## Figure data in JSON
■ ■ ■ ■ ■
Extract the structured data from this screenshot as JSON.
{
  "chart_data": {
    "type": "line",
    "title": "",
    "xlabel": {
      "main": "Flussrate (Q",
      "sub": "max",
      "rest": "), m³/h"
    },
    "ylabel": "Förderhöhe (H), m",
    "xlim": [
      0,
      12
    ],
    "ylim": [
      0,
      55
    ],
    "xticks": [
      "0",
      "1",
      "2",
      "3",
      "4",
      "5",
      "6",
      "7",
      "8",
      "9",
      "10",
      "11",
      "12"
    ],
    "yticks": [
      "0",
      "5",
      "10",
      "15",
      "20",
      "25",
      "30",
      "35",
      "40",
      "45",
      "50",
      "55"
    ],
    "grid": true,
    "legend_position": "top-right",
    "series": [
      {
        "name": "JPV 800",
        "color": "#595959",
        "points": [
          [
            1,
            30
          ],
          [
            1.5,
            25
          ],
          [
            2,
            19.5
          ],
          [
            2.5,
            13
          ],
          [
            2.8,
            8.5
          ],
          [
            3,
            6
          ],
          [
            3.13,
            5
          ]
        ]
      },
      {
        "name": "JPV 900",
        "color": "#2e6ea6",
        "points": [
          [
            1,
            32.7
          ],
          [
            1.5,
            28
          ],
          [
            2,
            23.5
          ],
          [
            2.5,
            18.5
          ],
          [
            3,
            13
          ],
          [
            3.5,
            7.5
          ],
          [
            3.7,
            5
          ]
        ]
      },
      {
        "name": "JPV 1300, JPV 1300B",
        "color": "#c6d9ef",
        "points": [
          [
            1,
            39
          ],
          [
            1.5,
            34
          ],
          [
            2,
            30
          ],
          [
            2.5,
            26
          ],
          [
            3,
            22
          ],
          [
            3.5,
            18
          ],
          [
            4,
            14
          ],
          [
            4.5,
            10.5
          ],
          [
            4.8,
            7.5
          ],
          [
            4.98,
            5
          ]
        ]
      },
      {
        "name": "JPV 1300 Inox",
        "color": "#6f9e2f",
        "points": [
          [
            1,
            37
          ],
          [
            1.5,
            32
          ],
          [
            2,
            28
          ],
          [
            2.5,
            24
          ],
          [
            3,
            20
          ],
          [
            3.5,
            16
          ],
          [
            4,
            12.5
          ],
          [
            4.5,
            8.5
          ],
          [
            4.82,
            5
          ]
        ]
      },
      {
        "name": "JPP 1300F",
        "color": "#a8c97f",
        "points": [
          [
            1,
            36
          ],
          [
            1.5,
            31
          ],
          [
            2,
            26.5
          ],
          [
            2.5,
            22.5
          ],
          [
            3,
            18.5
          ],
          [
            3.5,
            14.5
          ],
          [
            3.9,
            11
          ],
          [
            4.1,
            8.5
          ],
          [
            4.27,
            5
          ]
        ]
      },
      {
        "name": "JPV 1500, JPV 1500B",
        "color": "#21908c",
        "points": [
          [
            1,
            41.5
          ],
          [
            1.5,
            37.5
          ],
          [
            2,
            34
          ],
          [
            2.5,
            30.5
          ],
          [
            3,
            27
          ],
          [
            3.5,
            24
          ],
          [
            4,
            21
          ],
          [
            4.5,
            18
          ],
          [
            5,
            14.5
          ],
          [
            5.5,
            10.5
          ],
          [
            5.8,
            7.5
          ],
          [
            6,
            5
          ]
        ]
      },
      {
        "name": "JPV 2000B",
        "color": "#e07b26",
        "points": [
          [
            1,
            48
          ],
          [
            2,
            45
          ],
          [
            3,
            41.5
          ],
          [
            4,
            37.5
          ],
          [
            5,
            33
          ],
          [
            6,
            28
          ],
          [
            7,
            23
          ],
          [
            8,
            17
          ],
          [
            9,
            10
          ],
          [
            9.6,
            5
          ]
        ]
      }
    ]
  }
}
■ ■ ■ ■ ■
## Stated goal
From the records above, how many lines include the word "name"? Only the number is wanted.

## Result
7